**Instructions to follow**
Rewrite every line of the records below as an entry in a single numbered list, omitting blank lines. Leave the pictures out of the answer.

**Dataset extract**

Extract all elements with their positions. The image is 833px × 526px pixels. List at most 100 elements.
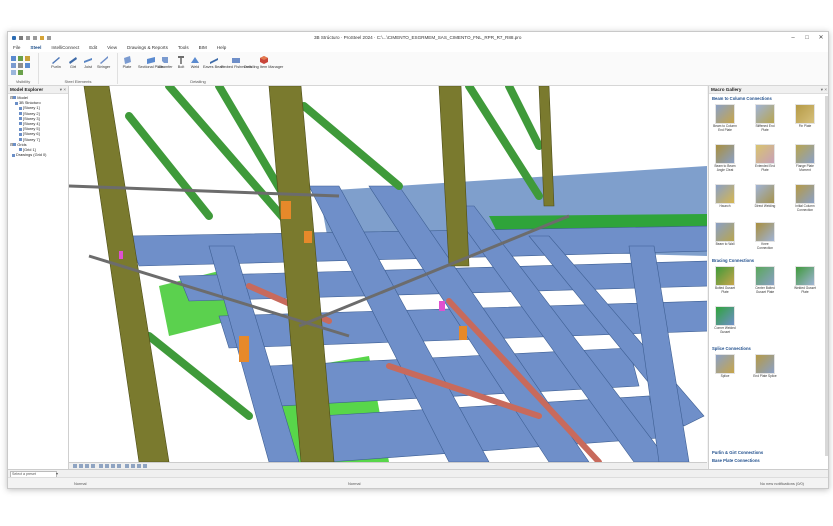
pin-icon[interactable]: ▾ ×: [821, 86, 827, 93]
zoom-extents-icon[interactable]: [99, 464, 103, 468]
render-mode-icon[interactable]: [125, 464, 129, 468]
model-explorer-title: Model Explorer: [10, 87, 44, 92]
tab-file[interactable]: File: [8, 44, 25, 52]
macro-item[interactable]: End Plate Splice: [753, 354, 777, 379]
macro-item[interactable]: Initial Column Connection: [793, 184, 817, 212]
ribbon: Visibility Purlin Girt Joist Stringer St…: [8, 52, 828, 86]
section-header-bracing[interactable]: Bracing Connections: [712, 258, 754, 263]
macro-item[interactable]: Welded Gusset Plate: [793, 266, 817, 294]
joist-icon: [84, 58, 92, 63]
structural-model-render[interactable]: [69, 86, 707, 462]
plate-icon: [124, 56, 131, 64]
view-top-icon[interactable]: [73, 464, 77, 468]
macro-thumbnail: [795, 144, 815, 164]
visibility-icon[interactable]: [11, 56, 16, 61]
section-header-splice[interactable]: Splice Connections: [712, 346, 751, 351]
status-mode-left: Normal: [74, 481, 87, 486]
tab-tools[interactable]: Tools: [173, 44, 194, 52]
show-all-icon[interactable]: [11, 63, 16, 68]
group-label-visibility: Visibility: [15, 79, 31, 84]
macro-item[interactable]: Splice: [713, 354, 737, 379]
tab-drawings-reports[interactable]: Drawings & Reports: [122, 44, 173, 52]
tab-bim[interactable]: BIM: [194, 44, 212, 52]
group-label-detailing: Detailing: [190, 79, 206, 84]
girt-button[interactable]: Girt: [68, 55, 78, 69]
fit-view-icon[interactable]: [137, 464, 141, 468]
pin-icon[interactable]: ▾ ×: [60, 86, 66, 93]
stringer-button[interactable]: Stringer: [97, 55, 110, 69]
view-front-icon[interactable]: [79, 464, 83, 468]
tab-edit[interactable]: Edit: [84, 44, 102, 52]
macro-item[interactable]: Beam to Beam Angle Cleat: [713, 144, 737, 172]
macro-item[interactable]: Knee Connection: [753, 222, 777, 250]
macro-thumbnail: [715, 306, 735, 326]
model-explorer-header: Model Explorer ▾ ×: [8, 86, 68, 94]
storey-icon: [19, 106, 22, 110]
pan-icon[interactable]: [111, 464, 115, 468]
section-header-purlin-girt[interactable]: Purlin & Girt Connections: [712, 450, 763, 455]
tree-node-drawings[interactable]: Drawings (Grid 0): [10, 152, 68, 157]
eaves-beam-icon: [209, 58, 218, 64]
weld-icon: [191, 57, 199, 63]
open-icon[interactable]: [40, 36, 44, 40]
hide-icon[interactable]: [18, 56, 23, 61]
macro-thumbnail: [715, 266, 735, 286]
macro-item[interactable]: Corner Welded Gusset: [713, 306, 737, 334]
bolt-button[interactable]: Bolt: [176, 55, 186, 69]
section-header-beam-to-column[interactable]: Beam to Column Connections: [712, 96, 772, 101]
gallery-scrollbar[interactable]: [825, 96, 828, 456]
clip-icon[interactable]: [18, 70, 23, 75]
macro-item[interactable]: Direct Welding: [753, 184, 777, 209]
macro-item[interactable]: Fin Plate: [793, 104, 817, 129]
dropdown-chevron-icon[interactable]: ▾: [56, 471, 58, 476]
macro-item[interactable]: Beam to Column End Plate: [713, 104, 737, 132]
app-logo-icon: [12, 36, 16, 40]
section-box-icon[interactable]: [131, 464, 135, 468]
macro-thumbnail: [715, 222, 735, 242]
weld-button[interactable]: Weld: [190, 55, 200, 69]
notification-status[interactable]: No new notifications (0/0): [760, 481, 804, 486]
macro-gallery-pane: Macro Gallery ▾ × Beam to Column Connect…: [708, 86, 828, 469]
macro-item[interactable]: Stiffened End Plate: [753, 104, 777, 132]
girt-icon: [69, 57, 77, 64]
stringer-icon: [99, 56, 108, 64]
detailing-item-manager-button[interactable]: Detailing Item Manager: [244, 55, 283, 69]
sectional-plate-icon: [146, 57, 155, 64]
display-style-icon[interactable]: [143, 464, 147, 468]
macro-item[interactable]: Haunch: [713, 184, 737, 209]
joist-button[interactable]: Joist: [83, 55, 93, 69]
tab-help[interactable]: Help: [212, 44, 231, 52]
chamfer-button[interactable]: Chamfer: [158, 55, 173, 69]
section-icon[interactable]: [11, 70, 16, 75]
isolate-icon[interactable]: [25, 56, 30, 61]
view-right-icon[interactable]: [85, 464, 89, 468]
rotate-icon[interactable]: [117, 464, 121, 468]
view-iso-icon[interactable]: [91, 464, 95, 468]
purlin-button[interactable]: Purlin: [51, 55, 61, 69]
macro-item[interactable]: Bolted Gusset Plate: [713, 266, 737, 294]
layers-icon[interactable]: [25, 63, 30, 68]
macro-item[interactable]: Beam to Wall: [713, 222, 737, 247]
maximize-button[interactable]: □: [800, 32, 814, 44]
macro-thumbnail: [755, 144, 775, 164]
macro-item[interactable]: Flange Plate Moment: [793, 144, 817, 172]
plate-button[interactable]: Plate: [122, 55, 132, 69]
redo-icon[interactable]: [33, 36, 37, 40]
tab-intelliconnect[interactable]: IntelliConnect: [46, 44, 84, 52]
save-icon[interactable]: [19, 36, 23, 40]
undo-icon[interactable]: [26, 36, 30, 40]
3d-viewport[interactable]: [69, 86, 707, 462]
print-icon[interactable]: [47, 36, 51, 40]
tab-view[interactable]: View: [102, 44, 122, 52]
section-header-base-plate[interactable]: Base Plate Connections: [712, 458, 760, 463]
macro-thumbnail: [795, 184, 815, 204]
ribbon-group-visibility: Visibility: [8, 53, 39, 84]
macro-thumbnail: [715, 104, 735, 124]
filter-icon[interactable]: [18, 63, 23, 68]
macro-item[interactable]: Extended End Plate: [753, 144, 777, 172]
minimize-button[interactable]: –: [786, 32, 800, 44]
zoom-window-icon[interactable]: [105, 464, 109, 468]
macro-item[interactable]: Center Bolted Gusset Plate: [753, 266, 777, 294]
bolt-icon: [178, 56, 184, 64]
close-button[interactable]: ✕: [814, 32, 828, 44]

**Response**
1. Extract all elements with their positions. The image is 833px × 526px pixels. List at most 100 elements.
2. pin-icon[interactable]: ▾ ×: [821, 86, 827, 93]
3. zoom-extents-icon[interactable]: [99, 464, 103, 468]
4. render-mode-icon[interactable]: [125, 464, 129, 468]
5. model-explorer-title: Model Explorer: [10, 87, 44, 92]
6. tab-file[interactable]: File: [8, 44, 25, 52]
7. macro-item[interactable]: End Plate Splice: [753, 354, 777, 379]
8. macro-item[interactable]: Initial Column Connection: [793, 184, 817, 212]
9. ribbon: Visibility Purlin Girt Joist Stringer St…: [8, 52, 828, 86]
10. section-header-bracing[interactable]: Bracing Connections: [712, 258, 754, 263]
11. macro-item[interactable]: Welded Gusset Plate: [793, 266, 817, 294]
12. joist-icon: [84, 58, 92, 63]
13. structural-model-render[interactable]: [69, 86, 707, 462]
14. plate-icon: [124, 56, 131, 64]
15. view-top-icon[interactable]: [73, 464, 77, 468]
16. macro-thumbnail: [795, 144, 815, 164]
17. visibility-icon[interactable]: [11, 56, 16, 61]
18. section-header-splice[interactable]: Splice Connections: [712, 346, 751, 351]
19. status-mode-left: Normal: [74, 481, 87, 486]
20. tab-tools[interactable]: Tools: [173, 44, 194, 52]
21. show-all-icon[interactable]: [11, 63, 16, 68]
22. group-label-visibility: Visibility: [15, 79, 31, 84]
23. macro-item[interactable]: Splice: [713, 354, 737, 379]
24. tab-drawings-reports[interactable]: Drawings & Reports: [122, 44, 173, 52]
25. tab-bim[interactable]: BIM: [194, 44, 212, 52]
26. group-label-detailing: Detailing: [190, 79, 206, 84]
27. girt-button[interactable]: Girt: [68, 55, 78, 69]
28. fit-view-icon[interactable]: [137, 464, 141, 468]
29. pin-icon[interactable]: ▾ ×: [60, 86, 66, 93]
30. stringer-button[interactable]: Stringer: [97, 55, 110, 69]
31. view-front-icon[interactable]: [79, 464, 83, 468]
32. tab-edit[interactable]: Edit: [84, 44, 102, 52]
33. macro-item[interactable]: Beam to Beam Angle Cleat: [713, 144, 737, 172]
34. macro-item[interactable]: Knee Connection: [753, 222, 777, 250]
35. macro-thumbnail: [715, 306, 735, 326]
36. model-explorer-header: Model Explorer ▾ ×: [8, 86, 68, 94]
37. storey-icon: [19, 106, 22, 110]
38. pan-icon[interactable]: [111, 464, 115, 468]
39. section-header-purlin-girt[interactable]: Purlin & Girt Connections: [712, 450, 763, 455]
40. tree-node-drawings[interactable]: Drawings (Grid 0): [10, 152, 68, 157]
41. eaves-beam-icon: [209, 58, 218, 64]
42. weld-icon: [191, 57, 199, 63]
43. open-icon[interactable]: [40, 36, 44, 40]
44. hide-icon[interactable]: [18, 56, 23, 61]
45. macro-thumbnail: [715, 266, 735, 286]
46. macro-item[interactable]: Corner Welded Gusset: [713, 306, 737, 334]
47. bolt-button[interactable]: Bolt: [176, 55, 186, 69]
48. section-header-beam-to-column[interactable]: Beam to Column Connections: [712, 96, 772, 101]
49. gallery-scrollbar[interactable]: [825, 96, 828, 456]
50. clip-icon[interactable]: [18, 70, 23, 75]
51. macro-item[interactable]: Direct Welding: [753, 184, 777, 209]
52. macro-item[interactable]: Fin Plate: [793, 104, 817, 129]
53. dropdown-chevron-icon[interactable]: ▾: [56, 471, 58, 476]
54. macro-item[interactable]: Beam to Column End Plate: [713, 104, 737, 132]
55. app-logo-icon: [12, 36, 16, 40]
56. section-box-icon[interactable]: [131, 464, 135, 468]
57. macro-thumbnail: [715, 222, 735, 242]
58. weld-button[interactable]: Weld: [190, 55, 200, 69]
59. notification-status[interactable]: No new notifications (0/0): [760, 481, 804, 486]
60. macro-gallery-pane: Macro Gallery ▾ × Beam to Column Connect…: [708, 86, 828, 469]
61. macro-item[interactable]: Stiffened End Plate: [753, 104, 777, 132]
62. girt-icon: [69, 57, 77, 64]
63. stringer-icon: [99, 56, 108, 64]
64. detailing-item-manager-button[interactable]: Detailing Item Manager: [244, 55, 283, 69]
65. sectional-plate-icon: [146, 57, 155, 64]
66. display-style-icon[interactable]: [143, 464, 147, 468]
67. macro-item[interactable]: Haunch: [713, 184, 737, 209]
68. joist-button[interactable]: Joist: [83, 55, 93, 69]
69. tab-help[interactable]: Help: [212, 44, 231, 52]
70. chamfer-button[interactable]: Chamfer: [158, 55, 173, 69]
71. section-icon[interactable]: [11, 70, 16, 75]
72. isolate-icon[interactable]: [25, 56, 30, 61]
73. view-right-icon[interactable]: [85, 464, 89, 468]
74. rotate-icon[interactable]: [117, 464, 121, 468]
75. view-iso-icon[interactable]: [91, 464, 95, 468]
76. purlin-button[interactable]: Purlin: [51, 55, 61, 69]
77. macro-item[interactable]: Bolted Gusset Plate: [713, 266, 737, 294]
78. layers-icon[interactable]: [25, 63, 30, 68]
79. macro-item[interactable]: Beam to Wall: [713, 222, 737, 247]
80. maximize-button[interactable]: □: [800, 32, 814, 44]
81. macro-thumbnail: [755, 144, 775, 164]
82. macro-item[interactable]: Flange Plate Moment: [793, 144, 817, 172]
83. plate-button[interactable]: Plate: [122, 55, 132, 69]
84. redo-icon[interactable]: [33, 36, 37, 40]
85. tab-intelliconnect[interactable]: IntelliConnect: [46, 44, 84, 52]
86. save-icon[interactable]: [19, 36, 23, 40]
87. undo-icon[interactable]: [26, 36, 30, 40]
88. 3d-viewport[interactable]: [69, 86, 707, 462]
89. print-icon[interactable]: [47, 36, 51, 40]
90. tab-view[interactable]: View: [102, 44, 122, 52]
91. section-header-base-plate[interactable]: Base Plate Connections: [712, 458, 760, 463]
92. macro-thumbnail: [795, 184, 815, 204]
93. ribbon-group-visibility: Visibility: [8, 53, 39, 84]
94. macro-thumbnail: [715, 104, 735, 124]
95. filter-icon[interactable]: [18, 63, 23, 68]
96. macro-item[interactable]: Extended End Plate: [753, 144, 777, 172]
97. minimize-button[interactable]: –: [786, 32, 800, 44]
98. zoom-window-icon[interactable]: [105, 464, 109, 468]
99. macro-item[interactable]: Center Bolted Gusset Plate: [753, 266, 777, 294]
100. bolt-icon: [178, 56, 184, 64]
101. close-button[interactable]: ✕: [814, 32, 828, 44]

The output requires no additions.